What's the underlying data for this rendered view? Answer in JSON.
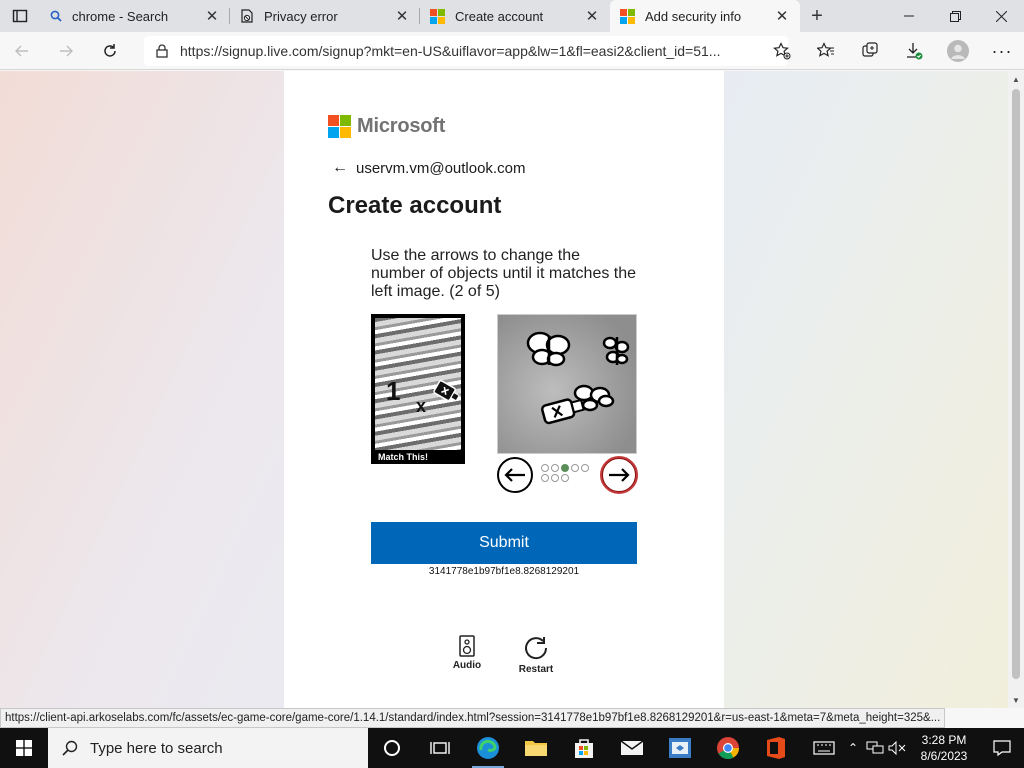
{
  "browser": {
    "tabs": [
      {
        "label": "chrome - Search",
        "icon": "search-icon"
      },
      {
        "label": "Privacy error",
        "icon": "privacy-error-icon"
      },
      {
        "label": "Create account",
        "icon": "microsoft-logo-icon"
      },
      {
        "label": "Add security info",
        "icon": "microsoft-logo-icon",
        "active": true
      }
    ],
    "address_url": "https://signup.live.com/signup?mkt=en-US&uiflavor=app&lw=1&fl=easi2&client_id=51...",
    "status_url": "https://client-api.arkoselabs.com/fc/assets/ec-game-core/game-core/1.14.1/standard/index.html?session=3141778e1b97bf1e8.8268129201&r=us-east-1&meta=7&meta_height=325&..."
  },
  "page": {
    "brand": "Microsoft",
    "identity": "uservm.vm@outlook.com",
    "title": "Create account",
    "challenge": {
      "instructions": "Use the arrows to change the number of objects until it matches the left image. (2 of 5)",
      "reference_label": "Match This!",
      "reference_numeral": "1",
      "reference_symbol": "x",
      "dots_total": 8,
      "dots_active_index": 2
    },
    "submit_label": "Submit",
    "session_id": "3141778e1b97bf1e8.8268129201",
    "audio_label": "Audio",
    "restart_label": "Restart"
  },
  "taskbar": {
    "search_placeholder": "Type here to search",
    "time": "3:28 PM",
    "date": "8/6/2023"
  },
  "colors": {
    "submit_bg": "#0067b8",
    "ms_red": "#f25022",
    "ms_green": "#7fba00",
    "ms_blue": "#00a4ef",
    "ms_yellow": "#ffb900"
  }
}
:::
• _EXERCISE_
Search the lines for the string "account" and copy every line that has it.

• _TASK RESPONSE_
        "label": "Create account",
    "title": "Create account",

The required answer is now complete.